§ EXERCISE DESCRIPTION
Give the listing again in full, exactly as written.

════

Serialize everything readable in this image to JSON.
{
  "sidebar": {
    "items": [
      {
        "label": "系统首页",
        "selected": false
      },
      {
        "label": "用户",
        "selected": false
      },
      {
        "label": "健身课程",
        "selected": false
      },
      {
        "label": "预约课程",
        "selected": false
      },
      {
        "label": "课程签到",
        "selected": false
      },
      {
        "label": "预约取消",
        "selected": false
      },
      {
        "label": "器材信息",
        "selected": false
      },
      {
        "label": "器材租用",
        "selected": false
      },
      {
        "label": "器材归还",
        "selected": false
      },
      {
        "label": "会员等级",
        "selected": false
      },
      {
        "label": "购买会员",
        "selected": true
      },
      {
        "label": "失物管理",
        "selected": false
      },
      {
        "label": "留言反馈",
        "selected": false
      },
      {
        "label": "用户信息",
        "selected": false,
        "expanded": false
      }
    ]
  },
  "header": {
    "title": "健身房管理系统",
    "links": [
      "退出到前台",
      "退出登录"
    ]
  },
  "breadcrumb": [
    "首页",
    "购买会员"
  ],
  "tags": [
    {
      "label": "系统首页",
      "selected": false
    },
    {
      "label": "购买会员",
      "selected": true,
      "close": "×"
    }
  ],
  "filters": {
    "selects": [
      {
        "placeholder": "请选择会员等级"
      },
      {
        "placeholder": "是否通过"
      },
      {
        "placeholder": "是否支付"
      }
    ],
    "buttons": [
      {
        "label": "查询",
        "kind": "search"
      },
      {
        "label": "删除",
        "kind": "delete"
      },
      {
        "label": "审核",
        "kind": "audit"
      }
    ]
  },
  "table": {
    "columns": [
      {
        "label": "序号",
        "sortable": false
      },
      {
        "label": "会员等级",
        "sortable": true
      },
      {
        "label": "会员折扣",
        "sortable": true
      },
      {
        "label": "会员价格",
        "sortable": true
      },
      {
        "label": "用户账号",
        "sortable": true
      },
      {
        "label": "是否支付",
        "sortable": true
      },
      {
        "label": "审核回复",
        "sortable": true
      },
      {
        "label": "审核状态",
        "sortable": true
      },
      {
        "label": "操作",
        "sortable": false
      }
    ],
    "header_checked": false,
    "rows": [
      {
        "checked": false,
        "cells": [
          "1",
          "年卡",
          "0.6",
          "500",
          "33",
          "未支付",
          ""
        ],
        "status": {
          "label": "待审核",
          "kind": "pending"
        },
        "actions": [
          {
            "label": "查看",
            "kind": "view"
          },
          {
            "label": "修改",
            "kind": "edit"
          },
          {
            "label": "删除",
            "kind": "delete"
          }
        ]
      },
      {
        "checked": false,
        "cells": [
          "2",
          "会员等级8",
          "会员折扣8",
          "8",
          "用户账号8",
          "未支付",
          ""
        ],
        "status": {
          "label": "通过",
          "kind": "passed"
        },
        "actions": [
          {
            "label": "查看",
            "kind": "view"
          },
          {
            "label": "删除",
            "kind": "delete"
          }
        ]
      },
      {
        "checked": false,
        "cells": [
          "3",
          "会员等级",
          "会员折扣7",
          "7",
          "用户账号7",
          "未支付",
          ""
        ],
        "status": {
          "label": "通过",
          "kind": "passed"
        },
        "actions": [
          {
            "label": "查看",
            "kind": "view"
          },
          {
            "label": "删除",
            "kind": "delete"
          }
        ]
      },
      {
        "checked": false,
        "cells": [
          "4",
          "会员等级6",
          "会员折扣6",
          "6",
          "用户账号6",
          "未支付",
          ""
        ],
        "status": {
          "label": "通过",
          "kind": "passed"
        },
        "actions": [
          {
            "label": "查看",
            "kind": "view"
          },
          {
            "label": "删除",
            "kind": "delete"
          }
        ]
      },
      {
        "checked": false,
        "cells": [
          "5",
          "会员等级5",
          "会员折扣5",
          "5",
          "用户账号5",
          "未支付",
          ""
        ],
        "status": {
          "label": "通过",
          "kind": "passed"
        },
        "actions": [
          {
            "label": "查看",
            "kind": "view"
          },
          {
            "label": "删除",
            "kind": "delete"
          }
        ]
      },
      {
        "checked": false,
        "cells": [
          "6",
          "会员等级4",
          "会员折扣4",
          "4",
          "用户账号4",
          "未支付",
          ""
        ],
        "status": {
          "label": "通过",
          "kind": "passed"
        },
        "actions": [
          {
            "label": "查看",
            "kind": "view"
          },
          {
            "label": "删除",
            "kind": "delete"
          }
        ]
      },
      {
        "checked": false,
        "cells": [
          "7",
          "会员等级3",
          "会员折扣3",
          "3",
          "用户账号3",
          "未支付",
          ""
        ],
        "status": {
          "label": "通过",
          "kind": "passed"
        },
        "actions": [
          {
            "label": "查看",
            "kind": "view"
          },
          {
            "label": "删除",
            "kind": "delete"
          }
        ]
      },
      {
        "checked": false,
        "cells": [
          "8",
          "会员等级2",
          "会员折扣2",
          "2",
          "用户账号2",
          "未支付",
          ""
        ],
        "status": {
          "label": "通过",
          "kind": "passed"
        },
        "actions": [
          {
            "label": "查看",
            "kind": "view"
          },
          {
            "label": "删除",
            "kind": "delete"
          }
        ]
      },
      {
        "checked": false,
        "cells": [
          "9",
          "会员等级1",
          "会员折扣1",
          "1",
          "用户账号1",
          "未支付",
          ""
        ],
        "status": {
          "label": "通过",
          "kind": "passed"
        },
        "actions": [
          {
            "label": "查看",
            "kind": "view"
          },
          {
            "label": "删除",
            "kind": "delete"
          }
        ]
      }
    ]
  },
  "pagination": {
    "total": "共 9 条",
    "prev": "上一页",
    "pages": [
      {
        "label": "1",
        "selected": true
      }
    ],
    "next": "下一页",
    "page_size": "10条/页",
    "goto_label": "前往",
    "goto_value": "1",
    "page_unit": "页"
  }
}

════

§ OUTPUT FOR THIS TASK
Serialize everything readable in this image to JSON.
{
  "sidebar": {
    "items": [
      {
        "label": "系统首页",
        "selected": false
      },
      {
        "label": "用户",
        "selected": false
      },
      {
        "label": "健身课程",
        "selected": false
      },
      {
        "label": "预约课程",
        "selected": false
      },
      {
        "label": "课程签到",
        "selected": false
      },
      {
        "label": "预约取消",
        "selected": false
      },
      {
        "label": "器材信息",
        "selected": false
      },
      {
        "label": "器材租用",
        "selected": false
      },
      {
        "label": "器材归还",
        "selected": false
      },
      {
        "label": "会员等级",
        "selected": false
      },
      {
        "label": "购买会员",
        "selected": true
      },
      {
        "label": "失物管理",
        "selected": false
      },
      {
        "label": "留言反馈",
        "selected": false
      },
      {
        "label": "用户信息",
        "selected": false,
        "expanded": false
      }
    ]
  },
  "header": {
    "title": "健身房管理系统",
    "links": [
      "退出到前台",
      "退出登录"
    ]
  },
  "breadcrumb": [
    "首页",
    "购买会员"
  ],
  "tags": [
    {
      "label": "系统首页",
      "selected": false
    },
    {
      "label": "购买会员",
      "selected": true,
      "close": "×"
    }
  ],
  "filters": {
    "selects": [
      {
        "placeholder": "请选择会员等级"
      },
      {
        "placeholder": "是否通过"
      },
      {
        "placeholder": "是否支付"
      }
    ],
    "buttons": [
      {
        "label": "查询",
        "kind": "search"
      },
      {
        "label": "删除",
        "kind": "delete"
      },
      {
        "label": "审核",
        "kind": "audit"
      }
    ]
  },
  "table": {
    "columns": [
      {
        "label": "序号",
        "sortable": false
      },
      {
        "label": "会员等级",
        "sortable": true
      },
      {
        "label": "会员折扣",
        "sortable": true
      },
      {
        "label": "会员价格",
        "sortable": true
      },
      {
        "label": "用户账号",
        "sortable": true
      },
      {
        "label": "是否支付",
        "sortable": true
      },
      {
        "label": "审核回复",
        "sortable": true
      },
      {
        "label": "审核状态",
        "sortable": true
      },
      {
        "label": "操作",
        "sortable": false
      }
    ],
    "header_checked": false,
    "rows": [
      {
        "checked": false,
        "cells": [
          "1",
          "年卡",
          "0.6",
          "500",
          "33",
          "未支付",
          ""
        ],
        "status": {
          "label": "待审核",
          "kind": "pending"
        },
        "actions": [
          {
            "label": "查看",
            "kind": "view"
          },
          {
            "label": "修改",
            "kind": "edit"
          },
          {
            "label": "删除",
            "kind": "delete"
          }
        ]
      },
      {
        "checked": false,
        "cells": [
          "2",
          "会员等级8",
          "会员折扣8",
          "8",
          "用户账号8",
          "未支付",
          ""
        ],
        "status": {
          "label": "通过",
          "kind": "passed"
        },
        "actions": [
          {
            "label": "查看",
            "kind": "view"
          },
          {
            "label": "删除",
            "kind": "delete"
          }
        ]
      },
      {
        "checked": false,
        "cells": [
          "3",
          "会员等级",
          "会员折扣7",
          "7",
          "用户账号7",
          "未支付",
          ""
        ],
        "status": {
          "label": "通过",
          "kind": "passed"
        },
        "actions": [
          {
            "label": "查看",
            "kind": "view"
          },
          {
            "label": "删除",
            "kind": "delete"
          }
        ]
      },
      {
        "checked": false,
        "cells": [
          "4",
          "会员等级6",
          "会员折扣6",
          "6",
          "用户账号6",
          "未支付",
          ""
        ],
        "status": {
          "label": "通过",
          "kind": "passed"
        },
        "actions": [
          {
            "label": "查看",
            "kind": "view"
          },
          {
            "label": "删除",
            "kind": "delete"
          }
        ]
      },
      {
        "checked": false,
        "cells": [
          "5",
          "会员等级5",
          "会员折扣5",
          "5",
          "用户账号5",
          "未支付",
          ""
        ],
        "status": {
          "label": "通过",
          "kind": "passed"
        },
        "actions": [
          {
            "label": "查看",
            "kind": "view"
          },
          {
            "label": "删除",
            "kind": "delete"
          }
        ]
      },
      {
        "checked": false,
        "cells": [
          "6",
          "会员等级4",
          "会员折扣4",
          "4",
          "用户账号4",
          "未支付",
          ""
        ],
        "status": {
          "label": "通过",
          "kind": "passed"
        },
        "actions": [
          {
            "label": "查看",
            "kind": "view"
          },
          {
            "label": "删除",
            "kind": "delete"
          }
        ]
      },
      {
        "checked": false,
        "cells": [
          "7",
          "会员等级3",
          "会员折扣3",
          "3",
          "用户账号3",
          "未支付",
          ""
        ],
        "status": {
          "label": "通过",
          "kind": "passed"
        },
        "actions": [
          {
            "label": "查看",
            "kind": "view"
          },
          {
            "label": "删除",
            "kind": "delete"
          }
        ]
      },
      {
        "checked": false,
        "cells": [
          "8",
          "会员等级2",
          "会员折扣2",
          "2",
          "用户账号2",
          "未支付",
          ""
        ],
        "status": {
          "label": "通过",
          "kind": "passed"
        },
        "actions": [
          {
            "label": "查看",
            "kind": "view"
          },
          {
            "label": "删除",
            "kind": "delete"
          }
        ]
      },
      {
        "checked": false,
        "cells": [
          "9",
          "会员等级1",
          "会员折扣1",
          "1",
          "用户账号1",
          "未支付",
          ""
        ],
        "status": {
          "label": "通过",
          "kind": "passed"
        },
        "actions": [
          {
            "label": "查看",
            "kind": "view"
          },
          {
            "label": "删除",
            "kind": "delete"
          }
        ]
      }
    ]
  },
  "pagination": {
    "total": "共 9 条",
    "prev": "上一页",
    "pages": [
      {
        "label": "1",
        "selected": true
      }
    ],
    "next": "下一页",
    "page_size": "10条/页",
    "goto_label": "前往",
    "goto_value": "1",
    "page_unit": "页"
  }
}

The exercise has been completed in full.